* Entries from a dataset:
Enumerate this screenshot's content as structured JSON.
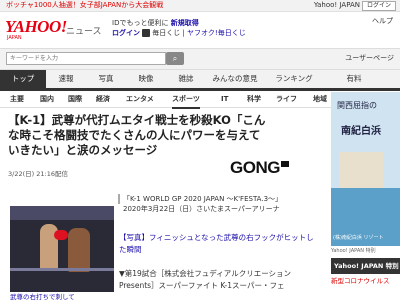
{
  "topbar": {
    "promo": "ボッチャ1000人抽選！女子部JAPANから大会観戦",
    "yahoo_japan_link": "Yahoo! JAPAN",
    "login_button": "ログイン"
  },
  "header": {
    "logo_main": "YAHOO!",
    "logo_sub": "JAPAN",
    "section": "ニュース",
    "promo_line1": "IDでもっと便利に",
    "promo_line1_link": "新規取得",
    "promo_line2_link": "ログイン",
    "promo_line3": "毎日くじ",
    "promo_line3_link": "ヤフオク!毎日くじ",
    "help": "ヘルプ"
  },
  "search": {
    "placeholder": "キーワードを入力",
    "button_icon": "search-icon",
    "user_info": "ユーザーページ"
  },
  "nav1": {
    "tabs": [
      "トップ",
      "速報",
      "写真",
      "映像",
      "雑誌",
      "みんなの意見",
      "ランキング",
      "有料"
    ],
    "active": 0
  },
  "nav2": {
    "tabs": [
      "主要",
      "国内",
      "国際",
      "経済",
      "エンタメ",
      "スポーツ",
      "IT",
      "科学",
      "ライフ",
      "地域"
    ],
    "active": 5
  },
  "article": {
    "headline": "【K-1】武尊が代打ムエタイ戦士を秒殺KO「こんな時こそ格闘技でたくさんの人にパワーを与えていきたい」と涙のメッセージ",
    "dateline": "3/22(日) 21:16配信",
    "source_logo": "GONG",
    "event_quote": "「K-1 WORLD GP 2020 JAPAN ～K'FESTA.3～」",
    "event_date": "2020年3月22日（日）さいたまスーパーアリーナ",
    "photo_link": "【写真】フィニッシュとなった武尊の右フックがヒットした瞬間",
    "body": "▼第19試合［株式会社フュディアルクリエーション Presents］スーパーファイト K-1スーパー・フェ",
    "photo_caption": "武尊の右打ちで刺して"
  },
  "sidebar": {
    "ad_text1": "関西屈指の",
    "ad_text2": "南紀白浜",
    "ad_caption": "(株)南紀白浜 リゾート",
    "ad_label": "Yahoo! JAPAN 特別",
    "special_header": "Yahoo! JAPAN 特別企画",
    "special_item": "新型コロナウイルス"
  }
}
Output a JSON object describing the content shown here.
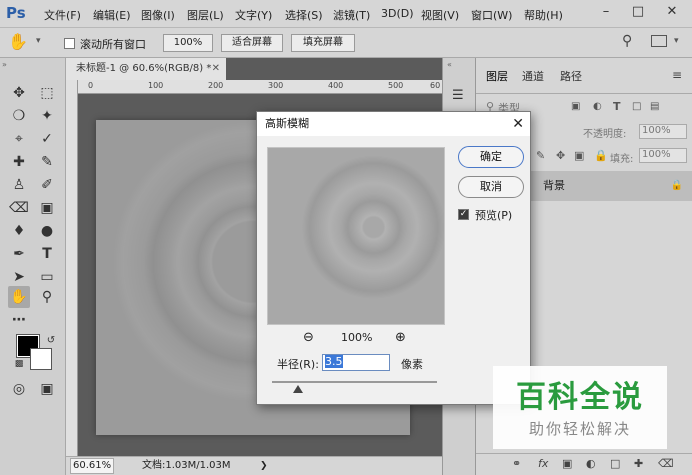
{
  "app": {
    "logo": "Ps",
    "menu": [
      "文件(F)",
      "编辑(E)",
      "图像(I)",
      "图层(L)",
      "文字(Y)",
      "选择(S)",
      "滤镜(T)",
      "3D(D)",
      "视图(V)",
      "窗口(W)",
      "帮助(H)"
    ]
  },
  "options": {
    "scroll_all_label": "滚动所有窗口",
    "zoom_btn": "100%",
    "fit_screen_btn": "适合屏幕",
    "fill_screen_btn": "填充屏幕"
  },
  "document": {
    "tab_title": "未标题-1 @ 60.6%(RGB/8) *",
    "ruler_labels": [
      "0",
      "100",
      "200",
      "300",
      "400",
      "500",
      "60"
    ],
    "zoom": "60.61%",
    "doc_info": "文档:1.03M/1.03M"
  },
  "panel": {
    "tabs": [
      "图层",
      "通道",
      "路径"
    ],
    "filter_label": "类型",
    "opacity_label": "不透明度:",
    "opacity_value": "100%",
    "fill_label": "填充:",
    "fill_value": "100%",
    "layer_name": "背景"
  },
  "dialog": {
    "title": "高斯模糊",
    "ok": "确定",
    "cancel": "取消",
    "preview_label": "预览(P)",
    "zoom_level": "100%",
    "radius_label": "半径(R):",
    "radius_value": "3.5",
    "unit": "像素",
    "radius_slider_fraction": 0.16
  },
  "watermark": {
    "title": "百科全说",
    "subtitle": "助你轻松解决"
  },
  "colors": {
    "accent_blue": "#3b78d8",
    "watermark_green": "#2a9b3e",
    "ps_blue": "#2c5fa8"
  }
}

* GIVEN INSTRUCTION: Write out again the lines from the one with "Output a JSON" through the end of the records exactly, without any of the pictures.

* EXERCISE ANSWER:
Output a JSON object describing the content shown here.
{
  "app": {
    "logo": "Ps",
    "menu": [
      "文件(F)",
      "编辑(E)",
      "图像(I)",
      "图层(L)",
      "文字(Y)",
      "选择(S)",
      "滤镜(T)",
      "3D(D)",
      "视图(V)",
      "窗口(W)",
      "帮助(H)"
    ]
  },
  "options": {
    "scroll_all_label": "滚动所有窗口",
    "zoom_btn": "100%",
    "fit_screen_btn": "适合屏幕",
    "fill_screen_btn": "填充屏幕"
  },
  "document": {
    "tab_title": "未标题-1 @ 60.6%(RGB/8) *",
    "ruler_labels": [
      "0",
      "100",
      "200",
      "300",
      "400",
      "500",
      "60"
    ],
    "zoom": "60.61%",
    "doc_info": "文档:1.03M/1.03M"
  },
  "panel": {
    "tabs": [
      "图层",
      "通道",
      "路径"
    ],
    "filter_label": "类型",
    "opacity_label": "不透明度:",
    "opacity_value": "100%",
    "fill_label": "填充:",
    "fill_value": "100%",
    "layer_name": "背景"
  },
  "dialog": {
    "title": "高斯模糊",
    "ok": "确定",
    "cancel": "取消",
    "preview_label": "预览(P)",
    "zoom_level": "100%",
    "radius_label": "半径(R):",
    "radius_value": "3.5",
    "unit": "像素",
    "radius_slider_fraction": 0.16
  },
  "watermark": {
    "title": "百科全说",
    "subtitle": "助你轻松解决"
  },
  "colors": {
    "accent_blue": "#3b78d8",
    "watermark_green": "#2a9b3e",
    "ps_blue": "#2c5fa8"
  }
}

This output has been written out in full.